** START Source data **

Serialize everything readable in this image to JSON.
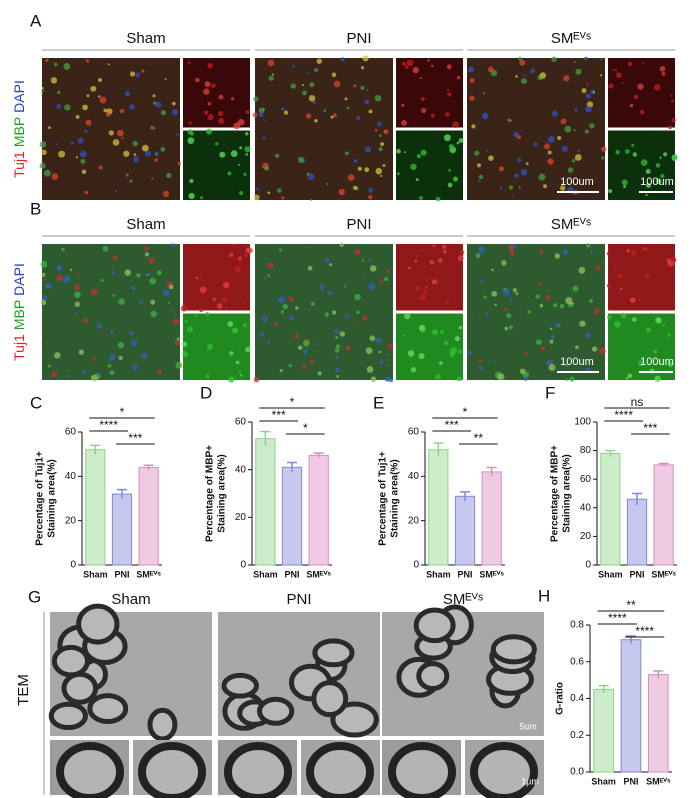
{
  "panels": {
    "A": {
      "label": "A",
      "groups": [
        "Sham",
        "PNI",
        "SMᴱⱽˢ"
      ],
      "stain": [
        "Tuj1",
        "MBP",
        "DAPI"
      ],
      "stain_colors": [
        "#e02020",
        "#20a020",
        "#2040d0"
      ],
      "scale_bars": [
        "100um",
        "100um"
      ]
    },
    "B": {
      "label": "B",
      "groups": [
        "Sham",
        "PNI",
        "SMᴱⱽˢ"
      ],
      "stain": [
        "Tuj1",
        "MBP",
        "DAPI"
      ],
      "stain_colors": [
        "#e02020",
        "#20a020",
        "#2040d0"
      ],
      "scale_bars": [
        "100um",
        "100um"
      ]
    },
    "G": {
      "label": "G",
      "groups": [
        "Sham",
        "PNI",
        "SMᴱⱽˢ"
      ],
      "row_label": "TEM",
      "scale_bars": [
        "5um",
        "1μm"
      ]
    }
  },
  "chart_data": [
    {
      "type": "bar",
      "panel_label": "C",
      "ylabel": [
        "Percentage of Tuj1+",
        "Staining area(%)"
      ],
      "categories": [
        "Sham",
        "PNI",
        "SMᴱⱽˢ"
      ],
      "values": [
        52,
        32,
        44
      ],
      "errors": [
        2,
        2,
        1
      ],
      "colors": [
        "#8fd48a",
        "#8088d8",
        "#d98cc0"
      ],
      "ylim": [
        0,
        60
      ],
      "yticks": [
        0,
        20,
        40,
        60
      ],
      "significance": [
        {
          "from": "Sham",
          "to": "SMᴱⱽˢ",
          "label": "*"
        },
        {
          "from": "Sham",
          "to": "PNI",
          "label": "****"
        },
        {
          "from": "PNI",
          "to": "SMᴱⱽˢ",
          "label": "***"
        }
      ]
    },
    {
      "type": "bar",
      "panel_label": "D",
      "ylabel": [
        "Percentage of MBP+",
        "Staining area(%)"
      ],
      "categories": [
        "Sham",
        "PNI",
        "SMᴱⱽˢ"
      ],
      "values": [
        53,
        41,
        46
      ],
      "errors": [
        3,
        2,
        1
      ],
      "colors": [
        "#8fd48a",
        "#8088d8",
        "#d98cc0"
      ],
      "ylim": [
        0,
        60
      ],
      "yticks": [
        0,
        20,
        40,
        60
      ],
      "significance": [
        {
          "from": "Sham",
          "to": "SMᴱⱽˢ",
          "label": "*"
        },
        {
          "from": "Sham",
          "to": "PNI",
          "label": "***"
        },
        {
          "from": "PNI",
          "to": "SMᴱⱽˢ",
          "label": "*"
        }
      ]
    },
    {
      "type": "bar",
      "panel_label": "E",
      "ylabel": [
        "Percentage of Tuj1+",
        "Staining area(%)"
      ],
      "categories": [
        "Sham",
        "PNI",
        "SMᴱⱽˢ"
      ],
      "values": [
        52,
        31,
        42
      ],
      "errors": [
        3,
        2,
        2
      ],
      "colors": [
        "#8fd48a",
        "#8088d8",
        "#d98cc0"
      ],
      "ylim": [
        0,
        60
      ],
      "yticks": [
        0,
        20,
        40,
        60
      ],
      "significance": [
        {
          "from": "Sham",
          "to": "SMᴱⱽˢ",
          "label": "*"
        },
        {
          "from": "Sham",
          "to": "PNI",
          "label": "***"
        },
        {
          "from": "PNI",
          "to": "SMᴱⱽˢ",
          "label": "**"
        }
      ]
    },
    {
      "type": "bar",
      "panel_label": "F",
      "ylabel": [
        "Percentage of MBP+",
        "Staining area(%)"
      ],
      "categories": [
        "Sham",
        "PNI",
        "SMᴱⱽˢ"
      ],
      "values": [
        78,
        46,
        70
      ],
      "errors": [
        2,
        4,
        1
      ],
      "colors": [
        "#8fd48a",
        "#8088d8",
        "#d98cc0"
      ],
      "ylim": [
        0,
        100
      ],
      "yticks": [
        0,
        20,
        40,
        60,
        80,
        100
      ],
      "significance": [
        {
          "from": "Sham",
          "to": "SMᴱⱽˢ",
          "label": "ns"
        },
        {
          "from": "Sham",
          "to": "PNI",
          "label": "****"
        },
        {
          "from": "PNI",
          "to": "SMᴱⱽˢ",
          "label": "***"
        }
      ]
    },
    {
      "type": "bar",
      "panel_label": "H",
      "ylabel": [
        "G-ratio"
      ],
      "categories": [
        "Sham",
        "PNI",
        "SMᴱⱽˢ"
      ],
      "values": [
        0.45,
        0.72,
        0.53
      ],
      "errors": [
        0.02,
        0.02,
        0.02
      ],
      "colors": [
        "#8fd48a",
        "#8088d8",
        "#d98cc0"
      ],
      "ylim": [
        0,
        0.8
      ],
      "yticks": [
        {
          "value": 0,
          "label": "0.0"
        },
        0.2,
        0.4,
        0.6,
        0.8
      ],
      "significance": [
        {
          "from": "Sham",
          "to": "SMᴱⱽˢ",
          "label": "**"
        },
        {
          "from": "Sham",
          "to": "PNI",
          "label": "****"
        },
        {
          "from": "PNI",
          "to": "SMᴱⱽˢ",
          "label": "****"
        }
      ]
    }
  ]
}
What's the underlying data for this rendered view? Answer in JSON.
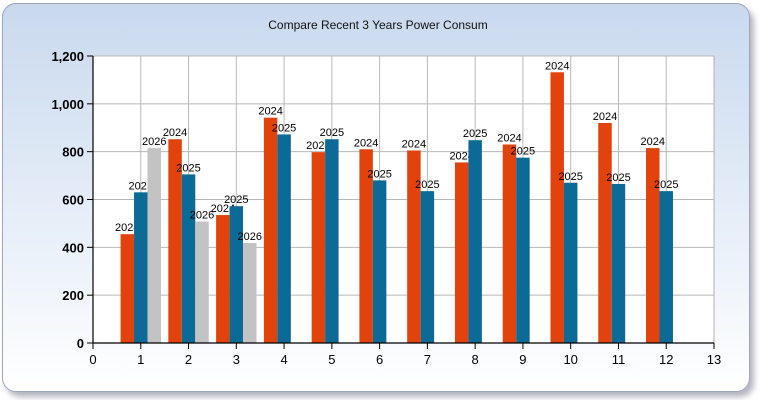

** END Source data **

- **Objective**: Every line of the material is to be quoted exactly, with no pictures carried over.

- **Problem solution**:
Serialize everything readable in this image to JSON.
{
  "panels": {
    "A": {
      "label": "A",
      "groups": [
        "Sham",
        "PNI",
        "SMᴱⱽˢ"
      ],
      "stain": [
        "Tuj1",
        "MBP",
        "DAPI"
      ],
      "stain_colors": [
        "#e02020",
        "#20a020",
        "#2040d0"
      ],
      "scale_bars": [
        "100um",
        "100um"
      ]
    },
    "B": {
      "label": "B",
      "groups": [
        "Sham",
        "PNI",
        "SMᴱⱽˢ"
      ],
      "stain": [
        "Tuj1",
        "MBP",
        "DAPI"
      ],
      "stain_colors": [
        "#e02020",
        "#20a020",
        "#2040d0"
      ],
      "scale_bars": [
        "100um",
        "100um"
      ]
    },
    "G": {
      "label": "G",
      "groups": [
        "Sham",
        "PNI",
        "SMᴱⱽˢ"
      ],
      "row_label": "TEM",
      "scale_bars": [
        "5um",
        "1μm"
      ]
    }
  },
  "chart_data": [
    {
      "type": "bar",
      "panel_label": "C",
      "ylabel": [
        "Percentage of Tuj1+",
        "Staining area(%)"
      ],
      "categories": [
        "Sham",
        "PNI",
        "SMᴱⱽˢ"
      ],
      "values": [
        52,
        32,
        44
      ],
      "errors": [
        2,
        2,
        1
      ],
      "colors": [
        "#8fd48a",
        "#8088d8",
        "#d98cc0"
      ],
      "ylim": [
        0,
        60
      ],
      "yticks": [
        0,
        20,
        40,
        60
      ],
      "significance": [
        {
          "from": "Sham",
          "to": "SMᴱⱽˢ",
          "label": "*"
        },
        {
          "from": "Sham",
          "to": "PNI",
          "label": "****"
        },
        {
          "from": "PNI",
          "to": "SMᴱⱽˢ",
          "label": "***"
        }
      ]
    },
    {
      "type": "bar",
      "panel_label": "D",
      "ylabel": [
        "Percentage of MBP+",
        "Staining area(%)"
      ],
      "categories": [
        "Sham",
        "PNI",
        "SMᴱⱽˢ"
      ],
      "values": [
        53,
        41,
        46
      ],
      "errors": [
        3,
        2,
        1
      ],
      "colors": [
        "#8fd48a",
        "#8088d8",
        "#d98cc0"
      ],
      "ylim": [
        0,
        60
      ],
      "yticks": [
        0,
        20,
        40,
        60
      ],
      "significance": [
        {
          "from": "Sham",
          "to": "SMᴱⱽˢ",
          "label": "*"
        },
        {
          "from": "Sham",
          "to": "PNI",
          "label": "***"
        },
        {
          "from": "PNI",
          "to": "SMᴱⱽˢ",
          "label": "*"
        }
      ]
    },
    {
      "type": "bar",
      "panel_label": "E",
      "ylabel": [
        "Percentage of Tuj1+",
        "Staining area(%)"
      ],
      "categories": [
        "Sham",
        "PNI",
        "SMᴱⱽˢ"
      ],
      "values": [
        52,
        31,
        42
      ],
      "errors": [
        3,
        2,
        2
      ],
      "colors": [
        "#8fd48a",
        "#8088d8",
        "#d98cc0"
      ],
      "ylim": [
        0,
        60
      ],
      "yticks": [
        0,
        20,
        40,
        60
      ],
      "significance": [
        {
          "from": "Sham",
          "to": "SMᴱⱽˢ",
          "label": "*"
        },
        {
          "from": "Sham",
          "to": "PNI",
          "label": "***"
        },
        {
          "from": "PNI",
          "to": "SMᴱⱽˢ",
          "label": "**"
        }
      ]
    },
    {
      "type": "bar",
      "panel_label": "F",
      "ylabel": [
        "Percentage of MBP+",
        "Staining area(%)"
      ],
      "categories": [
        "Sham",
        "PNI",
        "SMᴱⱽˢ"
      ],
      "values": [
        78,
        46,
        70
      ],
      "errors": [
        2,
        4,
        1
      ],
      "colors": [
        "#8fd48a",
        "#8088d8",
        "#d98cc0"
      ],
      "ylim": [
        0,
        100
      ],
      "yticks": [
        0,
        20,
        40,
        60,
        80,
        100
      ],
      "significance": [
        {
          "from": "Sham",
          "to": "SMᴱⱽˢ",
          "label": "ns"
        },
        {
          "from": "Sham",
          "to": "PNI",
          "label": "****"
        },
        {
          "from": "PNI",
          "to": "SMᴱⱽˢ",
          "label": "***"
        }
      ]
    },
    {
      "type": "bar",
      "panel_label": "H",
      "ylabel": [
        "G-ratio"
      ],
      "categories": [
        "Sham",
        "PNI",
        "SMᴱⱽˢ"
      ],
      "values": [
        0.45,
        0.72,
        0.53
      ],
      "errors": [
        0.02,
        0.02,
        0.02
      ],
      "colors": [
        "#8fd48a",
        "#8088d8",
        "#d98cc0"
      ],
      "ylim": [
        0,
        0.8
      ],
      "yticks": [
        {
          "value": 0,
          "label": "0.0"
        },
        0.2,
        0.4,
        0.6,
        0.8
      ],
      "significance": [
        {
          "from": "Sham",
          "to": "SMᴱⱽˢ",
          "label": "**"
        },
        {
          "from": "Sham",
          "to": "PNI",
          "label": "****"
        },
        {
          "from": "PNI",
          "to": "SMᴱⱽˢ",
          "label": "****"
        }
      ]
    }
  ]
}
What's the underlying data for this rendered view? Answer in JSON.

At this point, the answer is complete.